**Goal**
Pictures do not belong in the copy, so please give every entry below again exactly.

**The input**
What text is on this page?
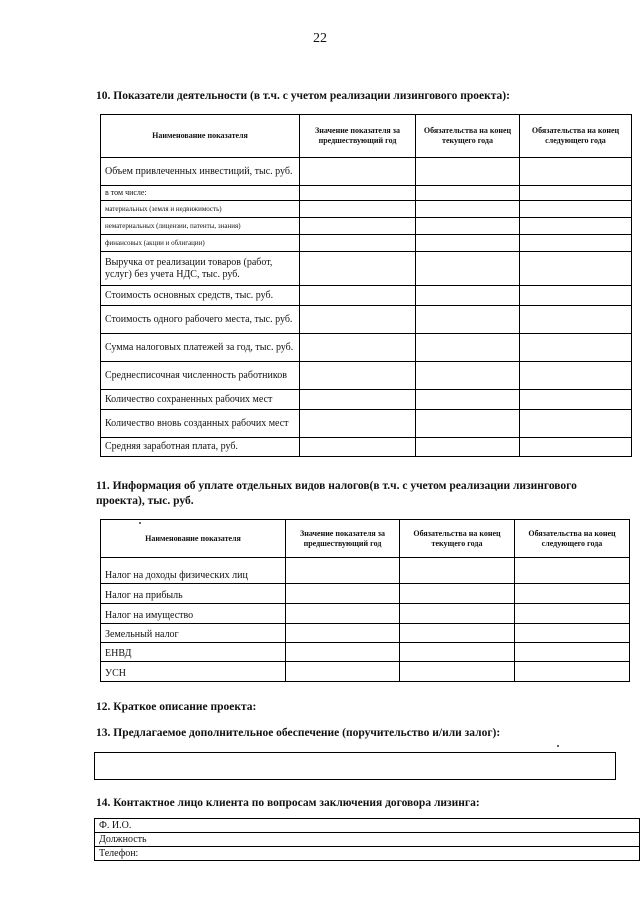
22
10. Показатели деятельности (в т.ч. с учетом реализации лизингового проекта):
Наименование показателя	Значение показателя за предшествующий год	Обязательства на конец текущего года	Обязательства на конец следующего года
Объем привлеченных инвестиций, тыс. руб.			
в том числе:			
материальных (земля и недвижимость)			
нематериальных (лицензии, патенты, знания)			
финансовых (акции и облигации)			
Выручка от реализации товаров (работ, услуг) без учета НДС, тыс. руб.			
Стоимость основных средств, тыс. руб.			
Стоимость одного рабочего места, тыс. руб.			
Сумма налоговых платежей за год, тыс. руб.			
Среднесписочная численность работников			
Количество сохраненных рабочих мест			
Количество вновь созданных рабочих мест			
Средняя заработная плата, руб.			
11. Информация об уплате отдельных видов налогов(в т.ч. с учетом реализации лизингового проекта), тыс. руб.
Наименование показателя	Значение показателя за предшествующий год	Обязательства на конец текущего года	Обязательства на конец следующего года
Налог на доходы физических лиц			
Налог на прибыль			
Налог на имущество			
Земельный налог			
ЕНВД			
УСН			
12. Краткое описание проекта:
13. Предлагаемое дополнительное обеспечение (поручительство и/или залог):
14. Контактное лицо клиента по вопросам заключения договора лизинга:
Ф. И.О.
Должность
Телефон:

**Finished task**
What text is on this page?
22
10. Показатели деятельности (в т.ч. с учетом реализации лизингового проекта):
Наименование показателя	Значение показателя за предшествующий год	Обязательства на конец текущего года	Обязательства на конец следующего года
Объем привлеченных инвестиций, тыс. руб.			
в том числе:			
материальных (земля и недвижимость)			
нематериальных (лицензии, патенты, знания)			
финансовых (акции и облигации)			
Выручка от реализации товаров (работ, услуг) без учета НДС, тыс. руб.			
Стоимость основных средств, тыс. руб.			
Стоимость одного рабочего места, тыс. руб.			
Сумма налоговых платежей за год, тыс. руб.			
Среднесписочная численность работников			
Количество сохраненных рабочих мест			
Количество вновь созданных рабочих мест			
Средняя заработная плата, руб.			
11. Информация об уплате отдельных видов налогов(в т.ч. с учетом реализации лизингового проекта), тыс. руб.
Наименование показателя	Значение показателя за предшествующий год	Обязательства на конец текущего года	Обязательства на конец следующего года
Налог на доходы физических лиц			
Налог на прибыль			
Налог на имущество			
Земельный налог			
ЕНВД			
УСН			
12. Краткое описание проекта:
13. Предлагаемое дополнительное обеспечение (поручительство и/или залог):
14. Контактное лицо клиента по вопросам заключения договора лизинга:
Ф. И.О.
Должность
Телефон:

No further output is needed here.